>> start RECORDS TO USE

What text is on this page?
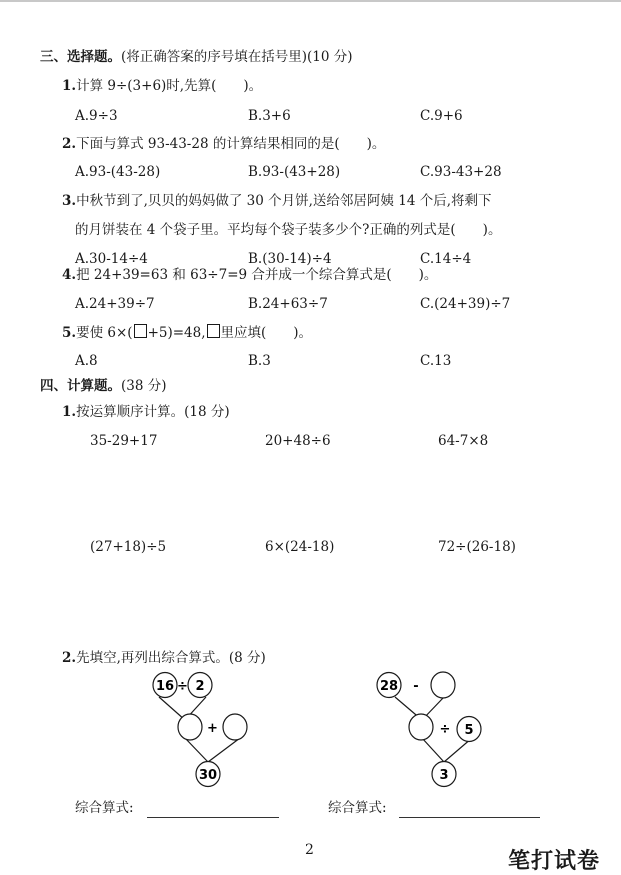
三、选择题。(将正确答案的序号填在括号里)(10 分)
1.计算 9÷(3+6)时,先算(　　)。
A.9÷3	B.3+6	C.9+6
2.下面与算式 93-43-28 的计算结果相同的是(　　)。
A.93-(43-28)	B.93-(43+28)	C.93-43+28
3.中秋节到了,贝贝的妈妈做了 30 个月饼,送给邻居阿姨 14 个后,将剩下
的月饼装在 4 个袋子里。平均每个袋子装多少个?正确的列式是(　　)。
A.30-14÷4	B.(30-14)÷4	C.14÷4
4.把 24+39=63 和 63÷7=9 合并成一个综合算式是(　　)。
A.24+39÷7	B.24+63÷7	C.(24+39)÷7
5.要使 6×( +5)=48, 里应填(　　)。
A.8	B.3	C.13
四、计算题。(38 分)
1.按运算顺序计算。(18 分)
35-29+17	20+48÷6	64-7×8
(27+18)÷5	6×(24-18)	72÷(26-18)
2.先填空,再列出综合算式。(8 分)
16 ÷ 2
+
30
28 -
÷ 5
3
综合算式:	综合算式:
2	笔打试卷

>> end RECORDS TO USE

_DO THIS_
Copy out all of the data word for word. Do not carry over any picture.

_THE SOLUTION_
What text is on this page?
三、选择题。(将正确答案的序号填在括号里)(10 分)
1.计算 9÷(3+6)时,先算(　　)。
A.9÷3	B.3+6	C.9+6
2.下面与算式 93-43-28 的计算结果相同的是(　　)。
A.93-(43-28)	B.93-(43+28)	C.93-43+28
3.中秋节到了,贝贝的妈妈做了 30 个月饼,送给邻居阿姨 14 个后,将剩下
的月饼装在 4 个袋子里。平均每个袋子装多少个?正确的列式是(　　)。
A.30-14÷4	B.(30-14)÷4	C.14÷4
4.把 24+39=63 和 63÷7=9 合并成一个综合算式是(　　)。
A.24+39÷7	B.24+63÷7	C.(24+39)÷7
5.要使 6×( +5)=48, 里应填(　　)。
A.8	B.3	C.13
四、计算题。(38 分)
1.按运算顺序计算。(18 分)
35-29+17	20+48÷6	64-7×8
(27+18)÷5	6×(24-18)	72÷(26-18)
2.先填空,再列出综合算式。(8 分)
16 ÷ 2
+
30
28 -
÷ 5
3
综合算式:	综合算式:
2	笔打试卷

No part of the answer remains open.